# Start of Data supplied

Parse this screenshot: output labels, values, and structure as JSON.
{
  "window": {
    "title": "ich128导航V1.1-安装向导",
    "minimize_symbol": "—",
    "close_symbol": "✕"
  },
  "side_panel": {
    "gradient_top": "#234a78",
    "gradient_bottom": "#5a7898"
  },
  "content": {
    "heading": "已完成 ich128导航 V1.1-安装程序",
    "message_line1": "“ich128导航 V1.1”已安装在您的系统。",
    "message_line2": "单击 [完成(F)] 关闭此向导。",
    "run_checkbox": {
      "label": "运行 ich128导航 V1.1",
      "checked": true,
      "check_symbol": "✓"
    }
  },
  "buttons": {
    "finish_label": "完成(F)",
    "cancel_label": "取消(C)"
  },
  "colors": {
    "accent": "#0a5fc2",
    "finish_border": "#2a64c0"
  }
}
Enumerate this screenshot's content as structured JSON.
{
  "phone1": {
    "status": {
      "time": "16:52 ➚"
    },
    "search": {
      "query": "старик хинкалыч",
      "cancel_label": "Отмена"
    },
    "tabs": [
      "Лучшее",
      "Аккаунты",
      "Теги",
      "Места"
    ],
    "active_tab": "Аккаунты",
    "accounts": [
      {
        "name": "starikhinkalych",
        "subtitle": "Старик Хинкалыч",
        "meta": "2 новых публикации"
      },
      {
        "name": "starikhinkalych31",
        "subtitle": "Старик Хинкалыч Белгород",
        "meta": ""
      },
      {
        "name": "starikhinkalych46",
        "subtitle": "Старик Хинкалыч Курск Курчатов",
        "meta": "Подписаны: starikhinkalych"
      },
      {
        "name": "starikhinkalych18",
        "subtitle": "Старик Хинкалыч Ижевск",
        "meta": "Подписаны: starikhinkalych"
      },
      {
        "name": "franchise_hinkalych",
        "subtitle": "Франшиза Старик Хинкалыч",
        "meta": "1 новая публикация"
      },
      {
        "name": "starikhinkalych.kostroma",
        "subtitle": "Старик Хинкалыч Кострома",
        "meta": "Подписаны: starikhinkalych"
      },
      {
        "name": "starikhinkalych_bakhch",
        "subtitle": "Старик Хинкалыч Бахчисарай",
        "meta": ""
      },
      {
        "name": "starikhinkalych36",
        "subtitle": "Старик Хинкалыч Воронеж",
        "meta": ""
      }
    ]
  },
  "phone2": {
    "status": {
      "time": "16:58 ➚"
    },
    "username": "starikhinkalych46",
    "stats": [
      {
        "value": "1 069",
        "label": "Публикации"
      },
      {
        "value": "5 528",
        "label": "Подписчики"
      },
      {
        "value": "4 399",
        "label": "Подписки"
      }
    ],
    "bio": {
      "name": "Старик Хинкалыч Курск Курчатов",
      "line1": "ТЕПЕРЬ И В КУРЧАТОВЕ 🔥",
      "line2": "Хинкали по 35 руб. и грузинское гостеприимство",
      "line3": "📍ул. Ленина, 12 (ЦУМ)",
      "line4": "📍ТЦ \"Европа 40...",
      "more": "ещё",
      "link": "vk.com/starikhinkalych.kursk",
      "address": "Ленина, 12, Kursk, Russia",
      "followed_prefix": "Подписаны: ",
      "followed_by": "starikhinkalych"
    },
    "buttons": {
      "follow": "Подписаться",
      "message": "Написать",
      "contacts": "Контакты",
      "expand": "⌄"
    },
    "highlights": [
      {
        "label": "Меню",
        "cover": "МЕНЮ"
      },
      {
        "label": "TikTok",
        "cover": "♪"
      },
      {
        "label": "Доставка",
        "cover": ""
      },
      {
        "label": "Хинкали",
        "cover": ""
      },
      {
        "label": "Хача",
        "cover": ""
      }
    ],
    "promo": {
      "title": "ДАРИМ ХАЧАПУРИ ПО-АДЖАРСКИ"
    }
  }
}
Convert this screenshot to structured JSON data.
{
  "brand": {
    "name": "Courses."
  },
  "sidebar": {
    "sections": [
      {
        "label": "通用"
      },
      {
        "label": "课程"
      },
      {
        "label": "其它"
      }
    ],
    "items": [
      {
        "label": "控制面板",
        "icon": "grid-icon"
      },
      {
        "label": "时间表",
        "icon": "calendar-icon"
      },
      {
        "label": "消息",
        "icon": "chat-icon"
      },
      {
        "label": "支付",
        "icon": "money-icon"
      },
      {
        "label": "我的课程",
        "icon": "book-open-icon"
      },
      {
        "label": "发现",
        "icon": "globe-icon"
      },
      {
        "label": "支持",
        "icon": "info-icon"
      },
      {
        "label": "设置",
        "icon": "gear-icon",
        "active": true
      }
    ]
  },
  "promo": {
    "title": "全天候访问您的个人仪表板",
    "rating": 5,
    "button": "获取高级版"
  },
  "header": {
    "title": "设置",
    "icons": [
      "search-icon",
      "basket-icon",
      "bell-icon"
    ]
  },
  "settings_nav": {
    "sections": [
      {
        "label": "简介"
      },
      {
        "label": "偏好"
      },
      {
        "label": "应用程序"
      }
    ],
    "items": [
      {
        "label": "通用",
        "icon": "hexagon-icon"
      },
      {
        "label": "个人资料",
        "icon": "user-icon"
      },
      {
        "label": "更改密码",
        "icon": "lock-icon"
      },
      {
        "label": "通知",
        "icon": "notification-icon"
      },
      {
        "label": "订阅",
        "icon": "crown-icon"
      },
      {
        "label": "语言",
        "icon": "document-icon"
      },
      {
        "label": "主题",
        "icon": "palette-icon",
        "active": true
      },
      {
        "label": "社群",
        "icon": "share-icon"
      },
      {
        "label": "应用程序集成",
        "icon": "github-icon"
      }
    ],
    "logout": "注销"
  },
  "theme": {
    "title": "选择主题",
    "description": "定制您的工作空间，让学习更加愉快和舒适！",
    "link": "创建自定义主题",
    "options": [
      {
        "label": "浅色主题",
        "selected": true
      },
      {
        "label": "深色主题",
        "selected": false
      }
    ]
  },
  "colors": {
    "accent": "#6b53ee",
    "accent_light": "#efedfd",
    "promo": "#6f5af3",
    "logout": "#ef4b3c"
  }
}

# End of Data supplied

§ Problem requirements
Faithfully transcribe the whole of the data.

§ Correct answer
Parse this screenshot: output labels, values, and structure as JSON.
{
  "window": {
    "title": "ich128导航V1.1-安装向导",
    "minimize_symbol": "—",
    "close_symbol": "✕"
  },
  "side_panel": {
    "gradient_top": "#234a78",
    "gradient_bottom": "#5a7898"
  },
  "content": {
    "heading": "已完成 ich128导航 V1.1-安装程序",
    "message_line1": "“ich128导航 V1.1”已安装在您的系统。",
    "message_line2": "单击 [完成(F)] 关闭此向导。",
    "run_checkbox": {
      "label": "运行 ich128导航 V1.1",
      "checked": true,
      "check_symbol": "✓"
    }
  },
  "buttons": {
    "finish_label": "完成(F)",
    "cancel_label": "取消(C)"
  },
  "colors": {
    "accent": "#0a5fc2",
    "finish_border": "#2a64c0"
  }
}
Enumerate this screenshot's content as structured JSON.
{
  "phone1": {
    "status": {
      "time": "16:52 ➚"
    },
    "search": {
      "query": "старик хинкалыч",
      "cancel_label": "Отмена"
    },
    "tabs": [
      "Лучшее",
      "Аккаунты",
      "Теги",
      "Места"
    ],
    "active_tab": "Аккаунты",
    "accounts": [
      {
        "name": "starikhinkalych",
        "subtitle": "Старик Хинкалыч",
        "meta": "2 новых публикации"
      },
      {
        "name": "starikhinkalych31",
        "subtitle": "Старик Хинкалыч Белгород",
        "meta": ""
      },
      {
        "name": "starikhinkalych46",
        "subtitle": "Старик Хинкалыч Курск Курчатов",
        "meta": "Подписаны: starikhinkalych"
      },
      {
        "name": "starikhinkalych18",
        "subtitle": "Старик Хинкалыч Ижевск",
        "meta": "Подписаны: starikhinkalych"
      },
      {
        "name": "franchise_hinkalych",
        "subtitle": "Франшиза Старик Хинкалыч",
        "meta": "1 новая публикация"
      },
      {
        "name": "starikhinkalych.kostroma",
        "subtitle": "Старик Хинкалыч Кострома",
        "meta": "Подписаны: starikhinkalych"
      },
      {
        "name": "starikhinkalych_bakhch",
        "subtitle": "Старик Хинкалыч Бахчисарай",
        "meta": ""
      },
      {
        "name": "starikhinkalych36",
        "subtitle": "Старик Хинкалыч Воронеж",
        "meta": ""
      }
    ]
  },
  "phone2": {
    "status": {
      "time": "16:58 ➚"
    },
    "username": "starikhinkalych46",
    "stats": [
      {
        "value": "1 069",
        "label": "Публикации"
      },
      {
        "value": "5 528",
        "label": "Подписчики"
      },
      {
        "value": "4 399",
        "label": "Подписки"
      }
    ],
    "bio": {
      "name": "Старик Хинкалыч Курск Курчатов",
      "line1": "ТЕПЕРЬ И В КУРЧАТОВЕ 🔥",
      "line2": "Хинкали по 35 руб. и грузинское гостеприимство",
      "line3": "📍ул. Ленина, 12 (ЦУМ)",
      "line4": "📍ТЦ \"Европа 40...",
      "more": "ещё",
      "link": "vk.com/starikhinkalych.kursk",
      "address": "Ленина, 12, Kursk, Russia",
      "followed_prefix": "Подписаны: ",
      "followed_by": "starikhinkalych"
    },
    "buttons": {
      "follow": "Подписаться",
      "message": "Написать",
      "contacts": "Контакты",
      "expand": "⌄"
    },
    "highlights": [
      {
        "label": "Меню",
        "cover": "МЕНЮ"
      },
      {
        "label": "TikTok",
        "cover": "♪"
      },
      {
        "label": "Доставка",
        "cover": ""
      },
      {
        "label": "Хинкали",
        "cover": ""
      },
      {
        "label": "Хача",
        "cover": ""
      }
    ],
    "promo": {
      "title": "ДАРИМ ХАЧАПУРИ ПО-АДЖАРСКИ"
    }
  }
}
Convert this screenshot to structured JSON data.
{
  "brand": {
    "name": "Courses."
  },
  "sidebar": {
    "sections": [
      {
        "label": "通用"
      },
      {
        "label": "课程"
      },
      {
        "label": "其它"
      }
    ],
    "items": [
      {
        "label": "控制面板",
        "icon": "grid-icon"
      },
      {
        "label": "时间表",
        "icon": "calendar-icon"
      },
      {
        "label": "消息",
        "icon": "chat-icon"
      },
      {
        "label": "支付",
        "icon": "money-icon"
      },
      {
        "label": "我的课程",
        "icon": "book-open-icon"
      },
      {
        "label": "发现",
        "icon": "globe-icon"
      },
      {
        "label": "支持",
        "icon": "info-icon"
      },
      {
        "label": "设置",
        "icon": "gear-icon",
        "active": true
      }
    ]
  },
  "promo": {
    "title": "全天候访问您的个人仪表板",
    "rating": 5,
    "button": "获取高级版"
  },
  "header": {
    "title": "设置",
    "icons": [
      "search-icon",
      "basket-icon",
      "bell-icon"
    ]
  },
  "settings_nav": {
    "sections": [
      {
        "label": "简介"
      },
      {
        "label": "偏好"
      },
      {
        "label": "应用程序"
      }
    ],
    "items": [
      {
        "label": "通用",
        "icon": "hexagon-icon"
      },
      {
        "label": "个人资料",
        "icon": "user-icon"
      },
      {
        "label": "更改密码",
        "icon": "lock-icon"
      },
      {
        "label": "通知",
        "icon": "notification-icon"
      },
      {
        "label": "订阅",
        "icon": "crown-icon"
      },
      {
        "label": "语言",
        "icon": "document-icon"
      },
      {
        "label": "主题",
        "icon": "palette-icon",
        "active": true
      },
      {
        "label": "社群",
        "icon": "share-icon"
      },
      {
        "label": "应用程序集成",
        "icon": "github-icon"
      }
    ],
    "logout": "注销"
  },
  "theme": {
    "title": "选择主题",
    "description": "定制您的工作空间，让学习更加愉快和舒适！",
    "link": "创建自定义主题",
    "options": [
      {
        "label": "浅色主题",
        "selected": true
      },
      {
        "label": "深色主题",
        "selected": false
      }
    ]
  },
  "colors": {
    "accent": "#6b53ee",
    "accent_light": "#efedfd",
    "promo": "#6f5af3",
    "logout": "#ef4b3c"
  }
}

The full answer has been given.